» DATA LINES

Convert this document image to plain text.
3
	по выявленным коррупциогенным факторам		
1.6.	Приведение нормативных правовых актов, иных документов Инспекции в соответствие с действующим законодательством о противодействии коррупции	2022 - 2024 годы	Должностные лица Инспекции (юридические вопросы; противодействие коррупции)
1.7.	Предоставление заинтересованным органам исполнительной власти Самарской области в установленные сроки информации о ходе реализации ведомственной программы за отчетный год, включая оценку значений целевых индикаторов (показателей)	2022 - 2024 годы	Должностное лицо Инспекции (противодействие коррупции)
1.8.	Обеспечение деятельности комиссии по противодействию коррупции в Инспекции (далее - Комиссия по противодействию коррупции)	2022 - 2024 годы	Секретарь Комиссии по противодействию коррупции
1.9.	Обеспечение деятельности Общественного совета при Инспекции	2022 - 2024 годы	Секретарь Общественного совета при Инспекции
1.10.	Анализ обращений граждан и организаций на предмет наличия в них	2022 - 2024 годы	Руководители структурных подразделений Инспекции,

» TASK OBJECTIVE
Restate the records, all of them, precisely as written.

» WRITTEN ANSWER
Convert this document image to plain text.
3
	по выявленным коррупциогенным факторам		
1.6.	Приведение нормативных правовых актов, иных документов Инспекции в соответствие с действующим законодательством о противодействии коррупции	2022 - 2024 годы	Должностные лица Инспекции (юридические вопросы; противодействие коррупции)
1.7.	Предоставление заинтересованным органам исполнительной власти Самарской области в установленные сроки информации о ходе реализации ведомственной программы за отчетный год, включая оценку значений целевых индикаторов (показателей)	2022 - 2024 годы	Должностное лицо Инспекции (противодействие коррупции)
1.8.	Обеспечение деятельности комиссии по противодействию коррупции в Инспекции (далее - Комиссия по противодействию коррупции)	2022 - 2024 годы	Секретарь Комиссии по противодействию коррупции
1.9.	Обеспечение деятельности Общественного совета при Инспекции	2022 - 2024 годы	Секретарь Общественного совета при Инспекции
1.10.	Анализ обращений граждан и организаций на предмет наличия в них	2022 - 2024 годы	Руководители структурных подразделений Инспекции,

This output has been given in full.